▶ [Written exercise]
Write out all of the data exactly as it appears.

Dataset excerpt

┏━━

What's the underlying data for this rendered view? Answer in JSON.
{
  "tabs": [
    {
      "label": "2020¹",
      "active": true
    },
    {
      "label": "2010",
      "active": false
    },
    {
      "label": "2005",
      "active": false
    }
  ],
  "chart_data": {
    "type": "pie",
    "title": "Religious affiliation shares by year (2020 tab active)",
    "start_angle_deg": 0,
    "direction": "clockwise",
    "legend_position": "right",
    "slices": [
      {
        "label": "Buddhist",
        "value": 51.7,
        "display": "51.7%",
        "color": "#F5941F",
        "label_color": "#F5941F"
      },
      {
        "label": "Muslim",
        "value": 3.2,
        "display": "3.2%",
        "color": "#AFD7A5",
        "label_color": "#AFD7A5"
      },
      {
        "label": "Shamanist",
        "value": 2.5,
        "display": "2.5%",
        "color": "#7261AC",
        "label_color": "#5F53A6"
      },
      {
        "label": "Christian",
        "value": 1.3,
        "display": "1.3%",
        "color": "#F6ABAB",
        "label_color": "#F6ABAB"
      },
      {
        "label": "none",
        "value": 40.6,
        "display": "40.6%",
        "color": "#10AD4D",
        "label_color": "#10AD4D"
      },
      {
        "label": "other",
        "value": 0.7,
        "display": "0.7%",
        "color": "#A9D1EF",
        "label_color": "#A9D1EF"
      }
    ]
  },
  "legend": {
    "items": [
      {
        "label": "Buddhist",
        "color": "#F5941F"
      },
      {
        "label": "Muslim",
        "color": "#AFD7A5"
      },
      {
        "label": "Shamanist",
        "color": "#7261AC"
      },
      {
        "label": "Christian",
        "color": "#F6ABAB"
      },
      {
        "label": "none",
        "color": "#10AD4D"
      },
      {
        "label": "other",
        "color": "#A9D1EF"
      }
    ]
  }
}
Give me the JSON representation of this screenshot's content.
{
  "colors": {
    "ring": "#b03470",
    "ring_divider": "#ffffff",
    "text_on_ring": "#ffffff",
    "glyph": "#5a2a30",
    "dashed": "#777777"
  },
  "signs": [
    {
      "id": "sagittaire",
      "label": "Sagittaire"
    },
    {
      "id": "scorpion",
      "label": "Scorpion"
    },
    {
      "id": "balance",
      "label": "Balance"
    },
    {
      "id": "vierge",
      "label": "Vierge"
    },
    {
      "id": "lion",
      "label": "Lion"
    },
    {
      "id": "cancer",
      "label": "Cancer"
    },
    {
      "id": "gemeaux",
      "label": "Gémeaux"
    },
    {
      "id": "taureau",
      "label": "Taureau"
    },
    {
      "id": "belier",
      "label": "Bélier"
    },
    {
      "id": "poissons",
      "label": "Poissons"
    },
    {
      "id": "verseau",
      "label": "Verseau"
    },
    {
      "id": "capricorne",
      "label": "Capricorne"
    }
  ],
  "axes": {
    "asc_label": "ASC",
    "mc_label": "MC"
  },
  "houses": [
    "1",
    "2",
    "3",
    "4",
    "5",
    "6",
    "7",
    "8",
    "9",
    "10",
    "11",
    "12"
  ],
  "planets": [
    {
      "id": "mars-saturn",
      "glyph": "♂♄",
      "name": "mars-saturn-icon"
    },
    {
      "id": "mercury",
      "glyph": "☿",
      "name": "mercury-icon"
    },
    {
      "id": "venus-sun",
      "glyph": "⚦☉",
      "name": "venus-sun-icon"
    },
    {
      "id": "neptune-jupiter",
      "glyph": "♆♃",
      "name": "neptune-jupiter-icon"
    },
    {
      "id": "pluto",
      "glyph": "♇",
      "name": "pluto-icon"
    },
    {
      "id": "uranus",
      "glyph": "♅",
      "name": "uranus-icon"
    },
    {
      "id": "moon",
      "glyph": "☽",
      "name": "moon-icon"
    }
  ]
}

┗━━

▶ [Answer in full]
What's the underlying data for this rendered view? Answer in JSON.
{
  "tabs": [
    {
      "label": "2020¹",
      "active": true
    },
    {
      "label": "2010",
      "active": false
    },
    {
      "label": "2005",
      "active": false
    }
  ],
  "chart_data": {
    "type": "pie",
    "title": "Religious affiliation shares by year (2020 tab active)",
    "start_angle_deg": 0,
    "direction": "clockwise",
    "legend_position": "right",
    "slices": [
      {
        "label": "Buddhist",
        "value": 51.7,
        "display": "51.7%",
        "color": "#F5941F",
        "label_color": "#F5941F"
      },
      {
        "label": "Muslim",
        "value": 3.2,
        "display": "3.2%",
        "color": "#AFD7A5",
        "label_color": "#AFD7A5"
      },
      {
        "label": "Shamanist",
        "value": 2.5,
        "display": "2.5%",
        "color": "#7261AC",
        "label_color": "#5F53A6"
      },
      {
        "label": "Christian",
        "value": 1.3,
        "display": "1.3%",
        "color": "#F6ABAB",
        "label_color": "#F6ABAB"
      },
      {
        "label": "none",
        "value": 40.6,
        "display": "40.6%",
        "color": "#10AD4D",
        "label_color": "#10AD4D"
      },
      {
        "label": "other",
        "value": 0.7,
        "display": "0.7%",
        "color": "#A9D1EF",
        "label_color": "#A9D1EF"
      }
    ]
  },
  "legend": {
    "items": [
      {
        "label": "Buddhist",
        "color": "#F5941F"
      },
      {
        "label": "Muslim",
        "color": "#AFD7A5"
      },
      {
        "label": "Shamanist",
        "color": "#7261AC"
      },
      {
        "label": "Christian",
        "color": "#F6ABAB"
      },
      {
        "label": "none",
        "color": "#10AD4D"
      },
      {
        "label": "other",
        "color": "#A9D1EF"
      }
    ]
  }
}
Give me the JSON representation of this screenshot's content.
{
  "colors": {
    "ring": "#b03470",
    "ring_divider": "#ffffff",
    "text_on_ring": "#ffffff",
    "glyph": "#5a2a30",
    "dashed": "#777777"
  },
  "signs": [
    {
      "id": "sagittaire",
      "label": "Sagittaire"
    },
    {
      "id": "scorpion",
      "label": "Scorpion"
    },
    {
      "id": "balance",
      "label": "Balance"
    },
    {
      "id": "vierge",
      "label": "Vierge"
    },
    {
      "id": "lion",
      "label": "Lion"
    },
    {
      "id": "cancer",
      "label": "Cancer"
    },
    {
      "id": "gemeaux",
      "label": "Gémeaux"
    },
    {
      "id": "taureau",
      "label": "Taureau"
    },
    {
      "id": "belier",
      "label": "Bélier"
    },
    {
      "id": "poissons",
      "label": "Poissons"
    },
    {
      "id": "verseau",
      "label": "Verseau"
    },
    {
      "id": "capricorne",
      "label": "Capricorne"
    }
  ],
  "axes": {
    "asc_label": "ASC",
    "mc_label": "MC"
  },
  "houses": [
    "1",
    "2",
    "3",
    "4",
    "5",
    "6",
    "7",
    "8",
    "9",
    "10",
    "11",
    "12"
  ],
  "planets": [
    {
      "id": "mars-saturn",
      "glyph": "♂♄",
      "name": "mars-saturn-icon"
    },
    {
      "id": "mercury",
      "glyph": "☿",
      "name": "mercury-icon"
    },
    {
      "id": "venus-sun",
      "glyph": "⚦☉",
      "name": "venus-sun-icon"
    },
    {
      "id": "neptune-jupiter",
      "glyph": "♆♃",
      "name": "neptune-jupiter-icon"
    },
    {
      "id": "pluto",
      "glyph": "♇",
      "name": "pluto-icon"
    },
    {
      "id": "uranus",
      "glyph": "♅",
      "name": "uranus-icon"
    },
    {
      "id": "moon",
      "glyph": "☽",
      "name": "moon-icon"
    }
  ]
}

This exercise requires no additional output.